## Exercise goal
Retype the data below without altering anything.

[Records contained in a dataset]

►

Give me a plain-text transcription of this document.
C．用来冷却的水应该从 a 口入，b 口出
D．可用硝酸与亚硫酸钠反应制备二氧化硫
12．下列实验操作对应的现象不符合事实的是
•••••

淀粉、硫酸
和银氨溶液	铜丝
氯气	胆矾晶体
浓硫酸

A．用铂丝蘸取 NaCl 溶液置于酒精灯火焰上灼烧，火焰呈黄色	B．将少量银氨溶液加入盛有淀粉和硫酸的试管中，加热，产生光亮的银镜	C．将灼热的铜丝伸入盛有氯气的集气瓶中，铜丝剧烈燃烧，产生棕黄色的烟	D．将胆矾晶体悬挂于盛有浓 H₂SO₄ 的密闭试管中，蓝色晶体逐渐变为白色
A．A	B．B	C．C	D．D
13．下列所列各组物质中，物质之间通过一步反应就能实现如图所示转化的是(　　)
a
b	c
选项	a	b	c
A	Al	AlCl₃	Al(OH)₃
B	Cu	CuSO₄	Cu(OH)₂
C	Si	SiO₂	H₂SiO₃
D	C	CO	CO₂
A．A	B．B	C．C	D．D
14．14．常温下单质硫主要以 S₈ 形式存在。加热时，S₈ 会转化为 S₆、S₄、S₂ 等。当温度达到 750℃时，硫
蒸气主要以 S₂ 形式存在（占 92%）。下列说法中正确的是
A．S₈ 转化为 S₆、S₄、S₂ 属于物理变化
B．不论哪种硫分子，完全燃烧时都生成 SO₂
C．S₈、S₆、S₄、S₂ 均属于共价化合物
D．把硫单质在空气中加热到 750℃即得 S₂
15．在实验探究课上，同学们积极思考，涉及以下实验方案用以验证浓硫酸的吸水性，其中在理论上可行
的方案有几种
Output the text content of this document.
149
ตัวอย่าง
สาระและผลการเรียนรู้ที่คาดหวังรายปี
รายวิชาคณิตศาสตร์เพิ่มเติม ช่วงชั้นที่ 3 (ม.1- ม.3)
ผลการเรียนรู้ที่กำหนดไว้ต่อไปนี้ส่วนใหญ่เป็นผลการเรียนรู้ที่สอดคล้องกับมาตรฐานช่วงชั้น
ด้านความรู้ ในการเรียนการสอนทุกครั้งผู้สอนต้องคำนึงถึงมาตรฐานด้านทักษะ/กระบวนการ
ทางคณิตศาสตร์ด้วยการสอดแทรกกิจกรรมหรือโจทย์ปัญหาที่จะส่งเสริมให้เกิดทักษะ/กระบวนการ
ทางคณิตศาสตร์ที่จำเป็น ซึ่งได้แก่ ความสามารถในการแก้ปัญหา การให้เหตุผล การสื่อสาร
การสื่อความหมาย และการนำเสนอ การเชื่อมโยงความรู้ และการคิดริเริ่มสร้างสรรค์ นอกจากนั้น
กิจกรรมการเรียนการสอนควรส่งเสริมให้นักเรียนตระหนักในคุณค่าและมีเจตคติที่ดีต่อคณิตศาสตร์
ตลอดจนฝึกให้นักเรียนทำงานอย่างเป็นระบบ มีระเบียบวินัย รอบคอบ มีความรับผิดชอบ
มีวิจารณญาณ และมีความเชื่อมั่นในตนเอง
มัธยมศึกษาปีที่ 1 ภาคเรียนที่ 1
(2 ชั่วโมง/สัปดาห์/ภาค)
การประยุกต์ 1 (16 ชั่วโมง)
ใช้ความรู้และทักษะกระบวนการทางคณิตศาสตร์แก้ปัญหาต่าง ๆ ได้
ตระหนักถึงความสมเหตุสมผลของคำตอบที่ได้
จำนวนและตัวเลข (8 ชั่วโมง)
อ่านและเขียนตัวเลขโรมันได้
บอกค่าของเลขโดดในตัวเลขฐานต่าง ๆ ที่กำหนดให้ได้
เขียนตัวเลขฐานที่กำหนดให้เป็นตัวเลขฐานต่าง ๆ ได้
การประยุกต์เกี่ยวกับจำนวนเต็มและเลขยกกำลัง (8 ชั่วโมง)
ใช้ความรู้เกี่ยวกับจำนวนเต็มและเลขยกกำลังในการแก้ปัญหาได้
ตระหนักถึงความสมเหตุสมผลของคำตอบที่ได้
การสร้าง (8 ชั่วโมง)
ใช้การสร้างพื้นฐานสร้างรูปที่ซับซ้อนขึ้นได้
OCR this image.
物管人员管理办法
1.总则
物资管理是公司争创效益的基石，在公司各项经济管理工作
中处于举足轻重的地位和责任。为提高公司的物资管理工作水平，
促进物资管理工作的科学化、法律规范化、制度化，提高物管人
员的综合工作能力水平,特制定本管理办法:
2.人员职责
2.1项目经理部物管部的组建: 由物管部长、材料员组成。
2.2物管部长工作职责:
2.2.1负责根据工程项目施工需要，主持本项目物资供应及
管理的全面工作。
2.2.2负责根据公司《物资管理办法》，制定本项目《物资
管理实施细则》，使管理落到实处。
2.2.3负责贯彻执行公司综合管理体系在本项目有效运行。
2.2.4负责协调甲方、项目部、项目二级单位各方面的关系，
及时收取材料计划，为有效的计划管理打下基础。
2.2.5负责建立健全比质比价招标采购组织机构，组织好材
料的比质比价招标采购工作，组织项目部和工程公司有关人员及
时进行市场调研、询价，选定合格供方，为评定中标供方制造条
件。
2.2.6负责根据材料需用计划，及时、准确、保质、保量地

◄

## Output of the task
Give me a plain-text transcription of this document.
C．用来冷却的水应该从 a 口入，b 口出
D．可用硝酸与亚硫酸钠反应制备二氧化硫
12．下列实验操作对应的现象不符合事实的是
•••••

淀粉、硫酸
和银氨溶液	铜丝
氯气	胆矾晶体
浓硫酸

A．用铂丝蘸取 NaCl 溶液置于酒精灯火焰上灼烧，火焰呈黄色	B．将少量银氨溶液加入盛有淀粉和硫酸的试管中，加热，产生光亮的银镜	C．将灼热的铜丝伸入盛有氯气的集气瓶中，铜丝剧烈燃烧，产生棕黄色的烟	D．将胆矾晶体悬挂于盛有浓 H₂SO₄ 的密闭试管中，蓝色晶体逐渐变为白色
A．A	B．B	C．C	D．D
13．下列所列各组物质中，物质之间通过一步反应就能实现如图所示转化的是(　　)
a
b	c
选项	a	b	c
A	Al	AlCl₃	Al(OH)₃
B	Cu	CuSO₄	Cu(OH)₂
C	Si	SiO₂	H₂SiO₃
D	C	CO	CO₂
A．A	B．B	C．C	D．D
14．14．常温下单质硫主要以 S₈ 形式存在。加热时，S₈ 会转化为 S₆、S₄、S₂ 等。当温度达到 750℃时，硫
蒸气主要以 S₂ 形式存在（占 92%）。下列说法中正确的是
A．S₈ 转化为 S₆、S₄、S₂ 属于物理变化
B．不论哪种硫分子，完全燃烧时都生成 SO₂
C．S₈、S₆、S₄、S₂ 均属于共价化合物
D．把硫单质在空气中加热到 750℃即得 S₂
15．在实验探究课上，同学们积极思考，涉及以下实验方案用以验证浓硫酸的吸水性，其中在理论上可行
的方案有几种
Output the text content of this document.
149
ตัวอย่าง
สาระและผลการเรียนรู้ที่คาดหวังรายปี
รายวิชาคณิตศาสตร์เพิ่มเติม ช่วงชั้นที่ 3 (ม.1- ม.3)
ผลการเรียนรู้ที่กำหนดไว้ต่อไปนี้ส่วนใหญ่เป็นผลการเรียนรู้ที่สอดคล้องกับมาตรฐานช่วงชั้น
ด้านความรู้ ในการเรียนการสอนทุกครั้งผู้สอนต้องคำนึงถึงมาตรฐานด้านทักษะ/กระบวนการ
ทางคณิตศาสตร์ด้วยการสอดแทรกกิจกรรมหรือโจทย์ปัญหาที่จะส่งเสริมให้เกิดทักษะ/กระบวนการ
ทางคณิตศาสตร์ที่จำเป็น ซึ่งได้แก่ ความสามารถในการแก้ปัญหา การให้เหตุผล การสื่อสาร
การสื่อความหมาย และการนำเสนอ การเชื่อมโยงความรู้ และการคิดริเริ่มสร้างสรรค์ นอกจากนั้น
กิจกรรมการเรียนการสอนควรส่งเสริมให้นักเรียนตระหนักในคุณค่าและมีเจตคติที่ดีต่อคณิตศาสตร์
ตลอดจนฝึกให้นักเรียนทำงานอย่างเป็นระบบ มีระเบียบวินัย รอบคอบ มีความรับผิดชอบ
มีวิจารณญาณ และมีความเชื่อมั่นในตนเอง
มัธยมศึกษาปีที่ 1 ภาคเรียนที่ 1
(2 ชั่วโมง/สัปดาห์/ภาค)
การประยุกต์ 1 (16 ชั่วโมง)
ใช้ความรู้และทักษะกระบวนการทางคณิตศาสตร์แก้ปัญหาต่าง ๆ ได้
ตระหนักถึงความสมเหตุสมผลของคำตอบที่ได้
จำนวนและตัวเลข (8 ชั่วโมง)
อ่านและเขียนตัวเลขโรมันได้
บอกค่าของเลขโดดในตัวเลขฐานต่าง ๆ ที่กำหนดให้ได้
เขียนตัวเลขฐานที่กำหนดให้เป็นตัวเลขฐานต่าง ๆ ได้
การประยุกต์เกี่ยวกับจำนวนเต็มและเลขยกกำลัง (8 ชั่วโมง)
ใช้ความรู้เกี่ยวกับจำนวนเต็มและเลขยกกำลังในการแก้ปัญหาได้
ตระหนักถึงความสมเหตุสมผลของคำตอบที่ได้
การสร้าง (8 ชั่วโมง)
ใช้การสร้างพื้นฐานสร้างรูปที่ซับซ้อนขึ้นได้
OCR this image.
物管人员管理办法
1.总则
物资管理是公司争创效益的基石，在公司各项经济管理工作
中处于举足轻重的地位和责任。为提高公司的物资管理工作水平，
促进物资管理工作的科学化、法律规范化、制度化，提高物管人
员的综合工作能力水平,特制定本管理办法:
2.人员职责
2.1项目经理部物管部的组建: 由物管部长、材料员组成。
2.2物管部长工作职责:
2.2.1负责根据工程项目施工需要，主持本项目物资供应及
管理的全面工作。
2.2.2负责根据公司《物资管理办法》，制定本项目《物资
管理实施细则》，使管理落到实处。
2.2.3负责贯彻执行公司综合管理体系在本项目有效运行。
2.2.4负责协调甲方、项目部、项目二级单位各方面的关系，
及时收取材料计划，为有效的计划管理打下基础。
2.2.5负责建立健全比质比价招标采购组织机构，组织好材
料的比质比价招标采购工作，组织项目部和工程公司有关人员及
时进行市场调研、询价，选定合格供方，为评定中标供方制造条
件。
2.2.6负责根据材料需用计划，及时、准确、保质、保量地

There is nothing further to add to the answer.